**Required work:**
Transcribe, without any change, the part of the data that opens with the line containing "chairman-label — [713, 761, 835, 789]" and closes with the line containing "clerk-signature-line[interactable] — [616, 1221, 1020, 1222]". Include both of those lines.

**Data shown:**
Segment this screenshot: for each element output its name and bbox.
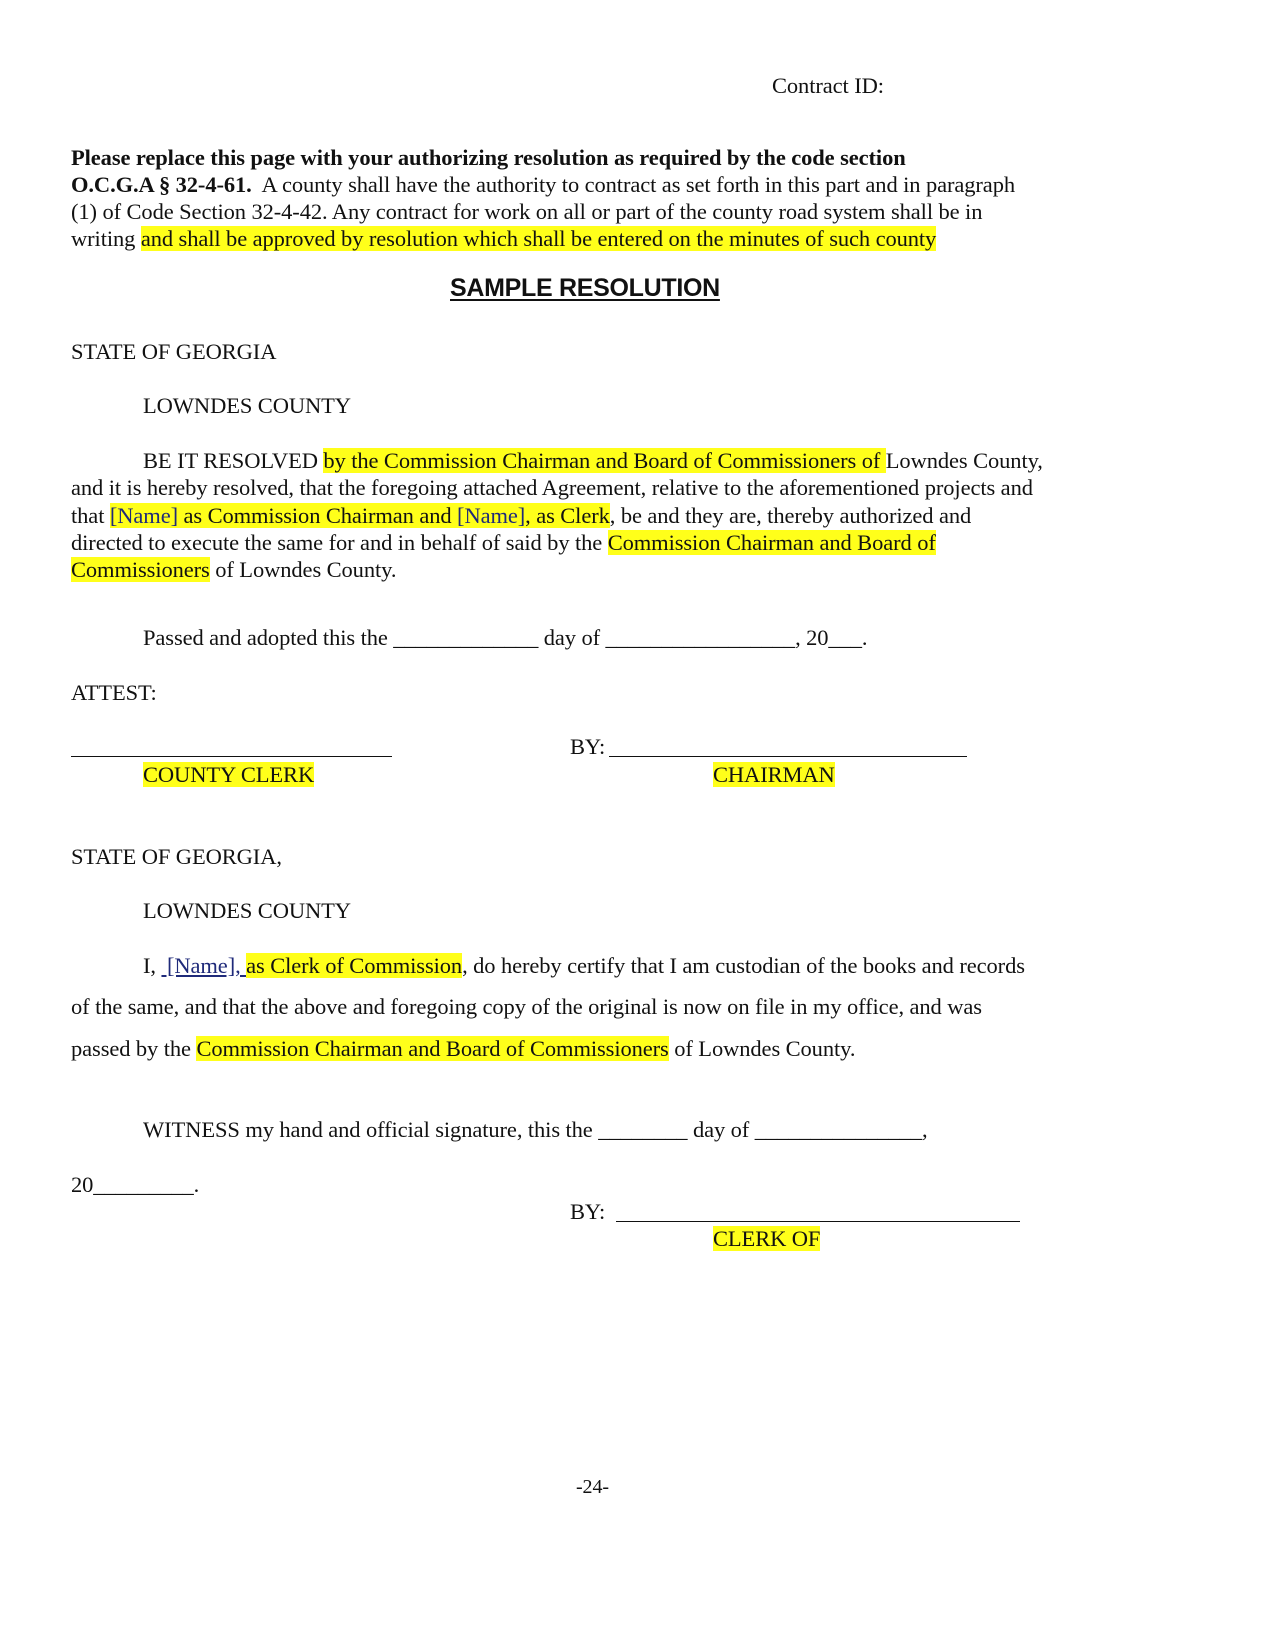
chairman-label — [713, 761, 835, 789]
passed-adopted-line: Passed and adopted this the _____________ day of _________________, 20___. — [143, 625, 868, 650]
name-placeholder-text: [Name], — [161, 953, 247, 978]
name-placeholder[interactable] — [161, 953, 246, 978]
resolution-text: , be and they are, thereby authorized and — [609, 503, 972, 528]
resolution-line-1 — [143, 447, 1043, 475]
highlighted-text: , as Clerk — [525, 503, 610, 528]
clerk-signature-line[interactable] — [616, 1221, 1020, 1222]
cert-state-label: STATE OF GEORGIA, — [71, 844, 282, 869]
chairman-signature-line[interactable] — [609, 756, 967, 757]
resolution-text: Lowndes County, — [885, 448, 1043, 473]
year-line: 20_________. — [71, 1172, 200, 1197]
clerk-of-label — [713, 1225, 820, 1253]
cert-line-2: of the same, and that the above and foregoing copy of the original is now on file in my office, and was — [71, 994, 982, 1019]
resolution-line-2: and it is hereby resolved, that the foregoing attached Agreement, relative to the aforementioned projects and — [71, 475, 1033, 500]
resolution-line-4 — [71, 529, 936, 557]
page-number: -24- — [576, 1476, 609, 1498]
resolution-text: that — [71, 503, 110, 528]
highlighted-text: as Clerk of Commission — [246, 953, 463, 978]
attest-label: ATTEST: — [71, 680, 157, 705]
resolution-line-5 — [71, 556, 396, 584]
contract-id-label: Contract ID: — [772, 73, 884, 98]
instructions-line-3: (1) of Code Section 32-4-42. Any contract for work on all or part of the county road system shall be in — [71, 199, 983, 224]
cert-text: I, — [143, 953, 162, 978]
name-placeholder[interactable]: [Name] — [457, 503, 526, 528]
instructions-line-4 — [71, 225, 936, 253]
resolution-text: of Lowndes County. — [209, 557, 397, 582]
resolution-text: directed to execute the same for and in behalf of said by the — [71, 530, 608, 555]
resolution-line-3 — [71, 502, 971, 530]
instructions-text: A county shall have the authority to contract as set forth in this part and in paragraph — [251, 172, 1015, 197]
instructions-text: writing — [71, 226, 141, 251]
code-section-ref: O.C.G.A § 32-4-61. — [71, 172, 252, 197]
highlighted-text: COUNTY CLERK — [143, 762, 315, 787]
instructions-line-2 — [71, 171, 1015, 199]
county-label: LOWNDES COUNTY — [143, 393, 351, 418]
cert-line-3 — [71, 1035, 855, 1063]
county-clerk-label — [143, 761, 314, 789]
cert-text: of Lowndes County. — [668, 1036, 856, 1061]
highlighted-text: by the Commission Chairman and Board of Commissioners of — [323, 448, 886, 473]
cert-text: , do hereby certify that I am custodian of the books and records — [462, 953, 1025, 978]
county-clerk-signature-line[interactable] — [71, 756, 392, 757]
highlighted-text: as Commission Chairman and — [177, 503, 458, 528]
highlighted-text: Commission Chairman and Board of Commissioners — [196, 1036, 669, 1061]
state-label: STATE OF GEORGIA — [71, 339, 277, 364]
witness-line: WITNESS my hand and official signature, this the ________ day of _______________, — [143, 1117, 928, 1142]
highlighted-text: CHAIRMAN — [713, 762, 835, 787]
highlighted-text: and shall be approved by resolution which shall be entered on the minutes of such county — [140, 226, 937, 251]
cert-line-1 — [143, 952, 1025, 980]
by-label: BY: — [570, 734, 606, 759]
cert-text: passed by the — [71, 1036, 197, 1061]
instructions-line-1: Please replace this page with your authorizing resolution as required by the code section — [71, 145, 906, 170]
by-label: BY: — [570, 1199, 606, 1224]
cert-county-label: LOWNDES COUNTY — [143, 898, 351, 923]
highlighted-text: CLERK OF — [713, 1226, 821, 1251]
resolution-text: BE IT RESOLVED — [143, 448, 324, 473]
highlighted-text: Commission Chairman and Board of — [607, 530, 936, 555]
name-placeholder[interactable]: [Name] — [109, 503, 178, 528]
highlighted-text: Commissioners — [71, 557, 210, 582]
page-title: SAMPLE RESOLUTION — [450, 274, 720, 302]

==

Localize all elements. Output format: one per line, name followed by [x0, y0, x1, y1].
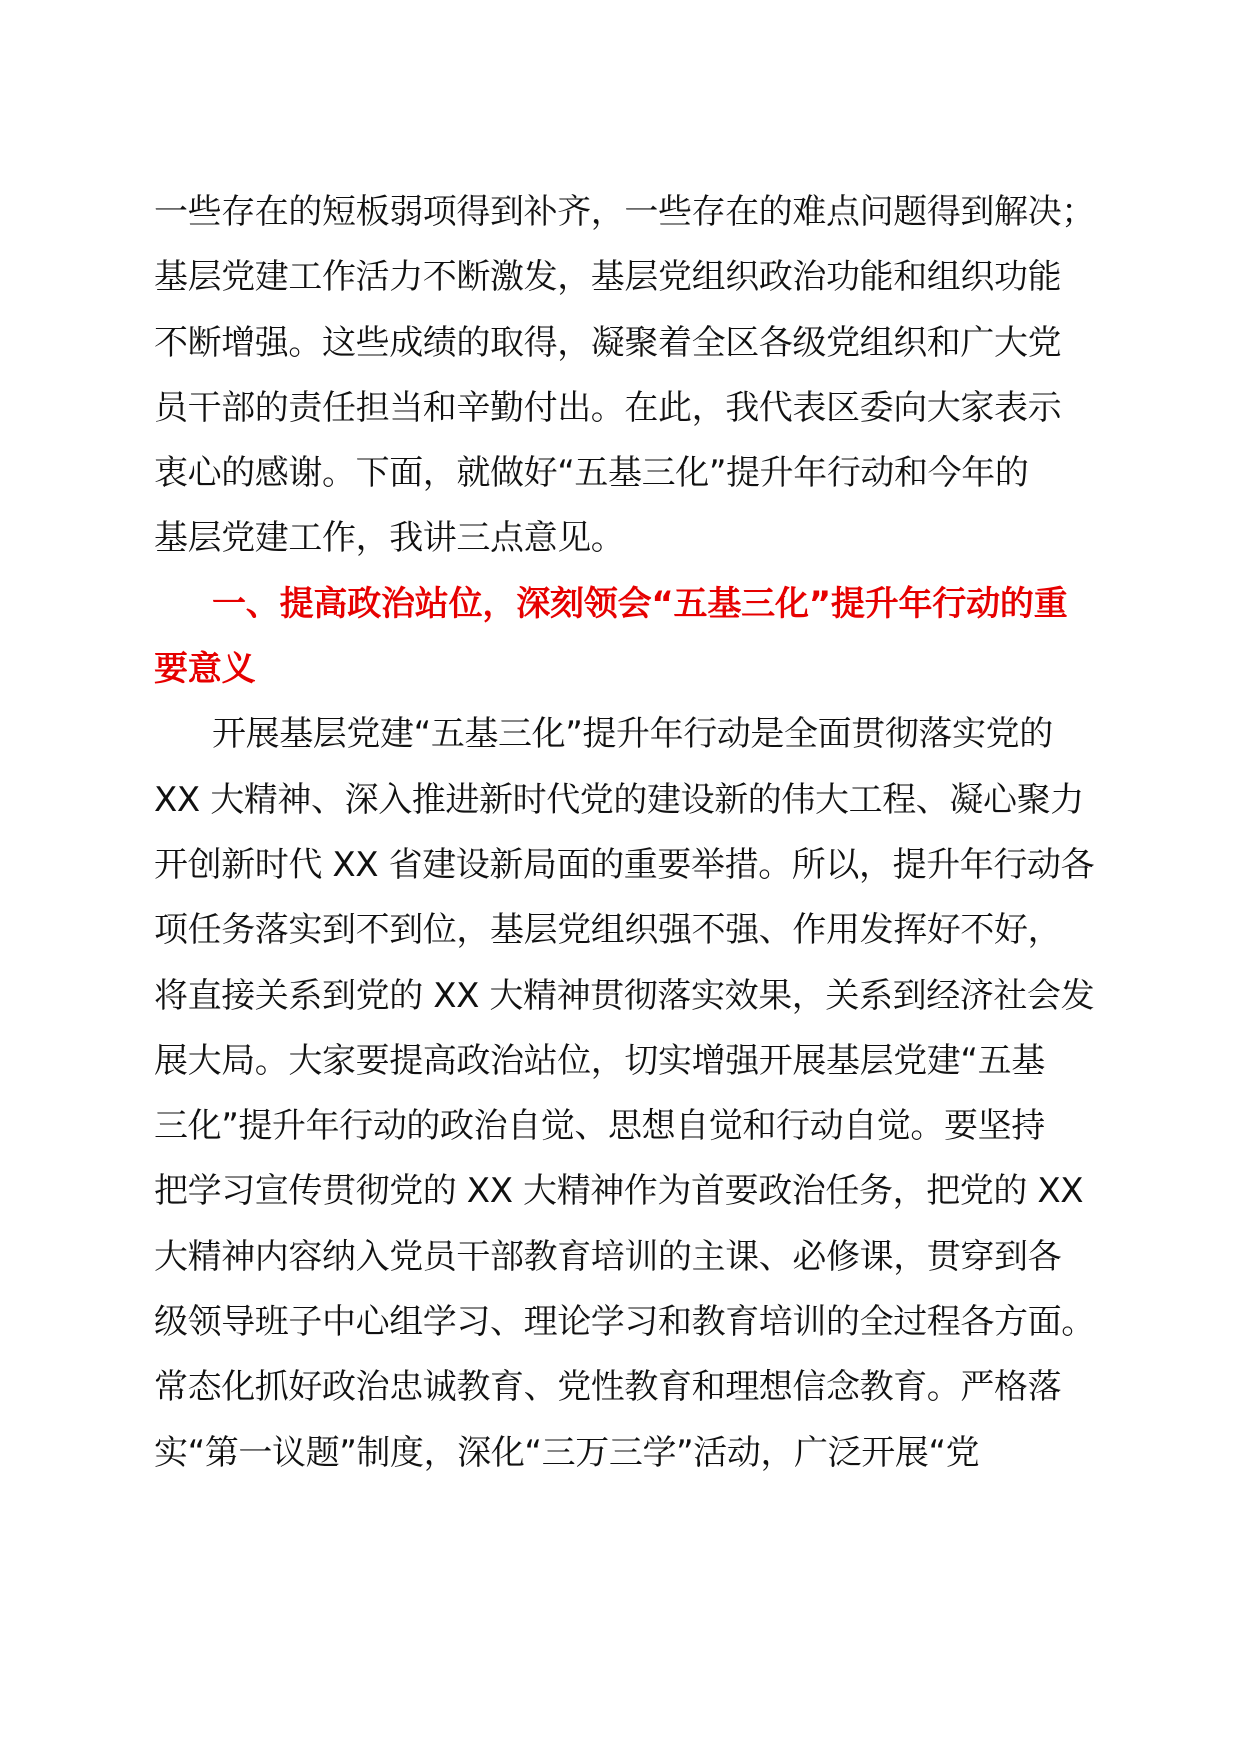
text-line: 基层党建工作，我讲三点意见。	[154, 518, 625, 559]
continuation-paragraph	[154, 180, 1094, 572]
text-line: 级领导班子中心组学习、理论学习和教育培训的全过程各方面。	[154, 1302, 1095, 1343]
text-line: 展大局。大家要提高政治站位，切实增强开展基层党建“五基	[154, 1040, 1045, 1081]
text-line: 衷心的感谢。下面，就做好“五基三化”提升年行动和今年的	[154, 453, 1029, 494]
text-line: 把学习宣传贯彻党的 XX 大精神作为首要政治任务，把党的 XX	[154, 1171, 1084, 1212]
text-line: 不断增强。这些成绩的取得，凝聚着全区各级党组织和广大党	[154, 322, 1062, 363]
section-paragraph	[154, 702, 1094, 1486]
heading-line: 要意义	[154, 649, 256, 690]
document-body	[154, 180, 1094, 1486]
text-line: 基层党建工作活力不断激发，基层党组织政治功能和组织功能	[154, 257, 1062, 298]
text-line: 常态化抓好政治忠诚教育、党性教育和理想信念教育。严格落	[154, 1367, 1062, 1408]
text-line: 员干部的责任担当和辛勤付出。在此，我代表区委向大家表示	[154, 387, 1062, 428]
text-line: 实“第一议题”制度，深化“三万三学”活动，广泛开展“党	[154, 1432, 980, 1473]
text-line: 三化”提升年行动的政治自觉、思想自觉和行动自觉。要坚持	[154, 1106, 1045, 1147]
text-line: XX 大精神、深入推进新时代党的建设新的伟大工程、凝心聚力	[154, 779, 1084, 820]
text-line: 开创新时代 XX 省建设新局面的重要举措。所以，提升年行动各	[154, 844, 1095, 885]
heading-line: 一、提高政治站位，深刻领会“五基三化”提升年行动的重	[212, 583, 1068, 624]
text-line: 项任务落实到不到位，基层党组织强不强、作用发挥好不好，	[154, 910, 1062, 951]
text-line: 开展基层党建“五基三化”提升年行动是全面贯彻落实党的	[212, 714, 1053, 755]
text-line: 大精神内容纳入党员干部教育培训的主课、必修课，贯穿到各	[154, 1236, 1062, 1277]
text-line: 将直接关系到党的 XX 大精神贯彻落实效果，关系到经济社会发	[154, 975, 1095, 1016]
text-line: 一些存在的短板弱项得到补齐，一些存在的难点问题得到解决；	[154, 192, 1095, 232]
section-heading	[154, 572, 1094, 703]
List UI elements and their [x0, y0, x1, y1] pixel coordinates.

**Exercise answer:**
chairman-label — [713, 761, 835, 789]
passed-adopted-line: Passed and adopted this the _____________ day of _________________, 20___. — [143, 625, 868, 650]
name-placeholder-text: [Name], — [161, 953, 247, 978]
name-placeholder[interactable] — [161, 953, 246, 978]
resolution-text: , be and they are, thereby authorized and — [609, 503, 972, 528]
resolution-line-1 — [143, 447, 1043, 475]
highlighted-text: , as Clerk — [525, 503, 610, 528]
clerk-signature-line[interactable] — [616, 1221, 1020, 1222]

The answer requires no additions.